Stored dataset items
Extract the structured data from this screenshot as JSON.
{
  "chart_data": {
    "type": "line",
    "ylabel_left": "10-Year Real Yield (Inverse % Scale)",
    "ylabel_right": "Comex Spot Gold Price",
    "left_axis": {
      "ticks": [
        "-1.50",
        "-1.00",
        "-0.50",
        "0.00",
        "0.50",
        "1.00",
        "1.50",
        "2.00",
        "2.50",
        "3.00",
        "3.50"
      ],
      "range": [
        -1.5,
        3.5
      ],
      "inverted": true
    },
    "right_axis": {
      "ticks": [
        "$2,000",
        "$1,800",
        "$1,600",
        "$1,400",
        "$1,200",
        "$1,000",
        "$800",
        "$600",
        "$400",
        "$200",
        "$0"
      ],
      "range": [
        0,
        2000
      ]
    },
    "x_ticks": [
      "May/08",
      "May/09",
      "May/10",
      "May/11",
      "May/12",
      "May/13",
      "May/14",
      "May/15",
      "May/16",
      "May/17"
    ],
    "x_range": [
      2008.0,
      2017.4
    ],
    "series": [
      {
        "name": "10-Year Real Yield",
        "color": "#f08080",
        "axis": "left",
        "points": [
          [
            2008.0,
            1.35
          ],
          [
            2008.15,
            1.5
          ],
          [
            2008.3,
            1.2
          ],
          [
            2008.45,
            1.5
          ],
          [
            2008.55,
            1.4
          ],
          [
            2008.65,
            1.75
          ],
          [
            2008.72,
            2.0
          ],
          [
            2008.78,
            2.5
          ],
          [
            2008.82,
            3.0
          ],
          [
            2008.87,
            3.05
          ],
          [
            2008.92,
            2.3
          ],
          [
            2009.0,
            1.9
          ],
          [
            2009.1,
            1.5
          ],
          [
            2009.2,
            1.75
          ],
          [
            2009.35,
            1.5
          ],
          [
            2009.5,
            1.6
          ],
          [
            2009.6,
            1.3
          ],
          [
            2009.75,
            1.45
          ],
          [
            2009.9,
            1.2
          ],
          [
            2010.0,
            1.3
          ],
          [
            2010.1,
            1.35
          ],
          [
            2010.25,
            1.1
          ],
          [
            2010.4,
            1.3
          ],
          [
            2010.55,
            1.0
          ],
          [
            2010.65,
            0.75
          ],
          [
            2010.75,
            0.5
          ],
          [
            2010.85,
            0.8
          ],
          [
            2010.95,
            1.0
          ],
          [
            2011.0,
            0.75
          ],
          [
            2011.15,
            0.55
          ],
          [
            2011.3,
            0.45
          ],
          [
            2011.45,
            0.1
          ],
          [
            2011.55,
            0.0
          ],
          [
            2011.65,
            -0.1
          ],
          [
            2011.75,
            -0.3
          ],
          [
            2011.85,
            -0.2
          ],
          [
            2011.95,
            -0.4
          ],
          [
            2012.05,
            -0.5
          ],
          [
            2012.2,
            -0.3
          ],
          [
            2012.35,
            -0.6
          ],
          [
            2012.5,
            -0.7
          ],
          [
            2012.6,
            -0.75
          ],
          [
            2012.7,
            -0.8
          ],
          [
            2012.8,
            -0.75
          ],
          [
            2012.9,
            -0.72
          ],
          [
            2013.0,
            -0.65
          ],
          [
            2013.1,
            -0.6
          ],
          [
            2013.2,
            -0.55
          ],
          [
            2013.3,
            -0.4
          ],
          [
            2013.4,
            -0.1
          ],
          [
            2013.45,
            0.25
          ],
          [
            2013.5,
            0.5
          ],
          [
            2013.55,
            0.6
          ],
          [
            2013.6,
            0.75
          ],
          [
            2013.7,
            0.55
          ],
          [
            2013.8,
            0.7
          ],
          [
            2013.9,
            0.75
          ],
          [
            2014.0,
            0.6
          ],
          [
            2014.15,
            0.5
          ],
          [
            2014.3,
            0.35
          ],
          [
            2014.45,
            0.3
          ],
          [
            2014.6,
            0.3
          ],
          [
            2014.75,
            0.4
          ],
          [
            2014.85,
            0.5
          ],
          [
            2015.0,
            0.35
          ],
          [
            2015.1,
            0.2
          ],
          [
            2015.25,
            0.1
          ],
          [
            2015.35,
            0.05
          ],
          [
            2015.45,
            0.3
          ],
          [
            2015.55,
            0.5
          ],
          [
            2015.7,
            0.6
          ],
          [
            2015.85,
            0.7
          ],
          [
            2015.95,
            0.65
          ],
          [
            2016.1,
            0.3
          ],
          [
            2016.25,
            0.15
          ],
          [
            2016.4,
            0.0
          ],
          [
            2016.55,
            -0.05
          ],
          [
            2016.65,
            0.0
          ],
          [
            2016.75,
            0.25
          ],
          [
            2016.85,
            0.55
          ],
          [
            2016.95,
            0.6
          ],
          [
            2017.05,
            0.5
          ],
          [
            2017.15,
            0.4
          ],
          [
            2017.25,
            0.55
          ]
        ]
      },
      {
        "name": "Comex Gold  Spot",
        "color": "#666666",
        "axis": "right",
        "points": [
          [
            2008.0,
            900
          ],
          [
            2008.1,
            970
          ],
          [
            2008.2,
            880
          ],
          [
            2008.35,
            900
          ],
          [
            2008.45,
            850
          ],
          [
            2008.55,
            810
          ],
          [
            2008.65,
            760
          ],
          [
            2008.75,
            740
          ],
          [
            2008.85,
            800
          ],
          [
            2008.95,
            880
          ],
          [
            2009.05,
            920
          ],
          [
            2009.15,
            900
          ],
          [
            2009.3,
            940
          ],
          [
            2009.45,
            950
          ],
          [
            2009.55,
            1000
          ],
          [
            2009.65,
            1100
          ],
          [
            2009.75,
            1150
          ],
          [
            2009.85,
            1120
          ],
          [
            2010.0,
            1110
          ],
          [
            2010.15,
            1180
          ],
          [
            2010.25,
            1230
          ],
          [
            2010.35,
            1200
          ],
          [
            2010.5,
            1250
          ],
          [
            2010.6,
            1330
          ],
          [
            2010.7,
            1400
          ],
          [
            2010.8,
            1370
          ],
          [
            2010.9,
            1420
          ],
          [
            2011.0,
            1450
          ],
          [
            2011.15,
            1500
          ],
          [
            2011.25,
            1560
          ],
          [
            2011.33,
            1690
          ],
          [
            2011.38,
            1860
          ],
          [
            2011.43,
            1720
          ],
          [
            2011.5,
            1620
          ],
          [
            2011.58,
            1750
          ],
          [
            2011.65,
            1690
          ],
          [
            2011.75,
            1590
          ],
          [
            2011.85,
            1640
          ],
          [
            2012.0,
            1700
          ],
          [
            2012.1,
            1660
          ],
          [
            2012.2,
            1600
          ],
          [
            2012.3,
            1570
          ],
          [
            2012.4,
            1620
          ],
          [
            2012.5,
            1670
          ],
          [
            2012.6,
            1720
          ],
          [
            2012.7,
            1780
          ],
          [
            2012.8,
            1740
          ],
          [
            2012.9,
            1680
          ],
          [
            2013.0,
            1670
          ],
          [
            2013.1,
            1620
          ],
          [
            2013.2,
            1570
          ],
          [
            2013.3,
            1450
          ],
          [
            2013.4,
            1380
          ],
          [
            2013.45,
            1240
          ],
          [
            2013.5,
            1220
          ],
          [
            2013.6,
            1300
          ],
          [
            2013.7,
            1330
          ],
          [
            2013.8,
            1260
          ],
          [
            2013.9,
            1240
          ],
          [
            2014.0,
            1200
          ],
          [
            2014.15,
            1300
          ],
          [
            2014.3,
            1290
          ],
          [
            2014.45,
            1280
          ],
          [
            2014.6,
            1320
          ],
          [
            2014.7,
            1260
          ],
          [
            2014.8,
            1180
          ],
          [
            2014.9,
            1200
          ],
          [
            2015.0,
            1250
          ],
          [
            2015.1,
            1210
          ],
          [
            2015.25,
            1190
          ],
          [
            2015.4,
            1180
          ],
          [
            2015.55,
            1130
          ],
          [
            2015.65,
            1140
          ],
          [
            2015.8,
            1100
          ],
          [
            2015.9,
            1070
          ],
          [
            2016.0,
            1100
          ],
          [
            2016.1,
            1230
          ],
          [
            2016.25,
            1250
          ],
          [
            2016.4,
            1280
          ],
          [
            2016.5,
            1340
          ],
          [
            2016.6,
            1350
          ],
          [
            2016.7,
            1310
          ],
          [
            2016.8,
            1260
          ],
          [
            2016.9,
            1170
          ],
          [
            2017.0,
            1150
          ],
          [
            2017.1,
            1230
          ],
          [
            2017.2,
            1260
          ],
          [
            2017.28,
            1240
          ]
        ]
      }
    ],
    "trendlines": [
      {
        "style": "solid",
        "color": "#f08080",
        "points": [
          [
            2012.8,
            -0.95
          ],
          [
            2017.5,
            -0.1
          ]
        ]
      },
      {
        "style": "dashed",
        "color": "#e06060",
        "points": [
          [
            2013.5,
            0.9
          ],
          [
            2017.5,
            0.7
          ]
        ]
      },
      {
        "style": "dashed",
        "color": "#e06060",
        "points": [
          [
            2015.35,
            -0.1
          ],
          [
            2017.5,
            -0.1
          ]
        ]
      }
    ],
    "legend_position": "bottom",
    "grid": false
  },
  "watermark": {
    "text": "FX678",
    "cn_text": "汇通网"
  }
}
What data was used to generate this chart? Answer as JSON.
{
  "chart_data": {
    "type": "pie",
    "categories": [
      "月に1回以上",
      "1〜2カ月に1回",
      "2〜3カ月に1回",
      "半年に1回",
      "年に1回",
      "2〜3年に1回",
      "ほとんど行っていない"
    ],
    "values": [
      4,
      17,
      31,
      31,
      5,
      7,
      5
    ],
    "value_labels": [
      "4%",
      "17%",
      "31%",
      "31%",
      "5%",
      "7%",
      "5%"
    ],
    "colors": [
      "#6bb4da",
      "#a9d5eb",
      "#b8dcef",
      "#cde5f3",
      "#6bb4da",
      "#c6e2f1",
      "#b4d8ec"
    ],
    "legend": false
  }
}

**TASK INSTRUCTIONS:**
Quote, without alteration, the final stretch of the entries: the line with "What data was" onward to the last line.

**CORRECT RESULT:**
What data was used to generate this chart? Answer as JSON.
{
  "chart_data": {
    "type": "pie",
    "categories": [
      "月に1回以上",
      "1〜2カ月に1回",
      "2〜3カ月に1回",
      "半年に1回",
      "年に1回",
      "2〜3年に1回",
      "ほとんど行っていない"
    ],
    "values": [
      4,
      17,
      31,
      31,
      5,
      7,
      5
    ],
    "value_labels": [
      "4%",
      "17%",
      "31%",
      "31%",
      "5%",
      "7%",
      "5%"
    ],
    "colors": [
      "#6bb4da",
      "#a9d5eb",
      "#b8dcef",
      "#cde5f3",
      "#6bb4da",
      "#c6e2f1",
      "#b4d8ec"
    ],
    "legend": false
  }
}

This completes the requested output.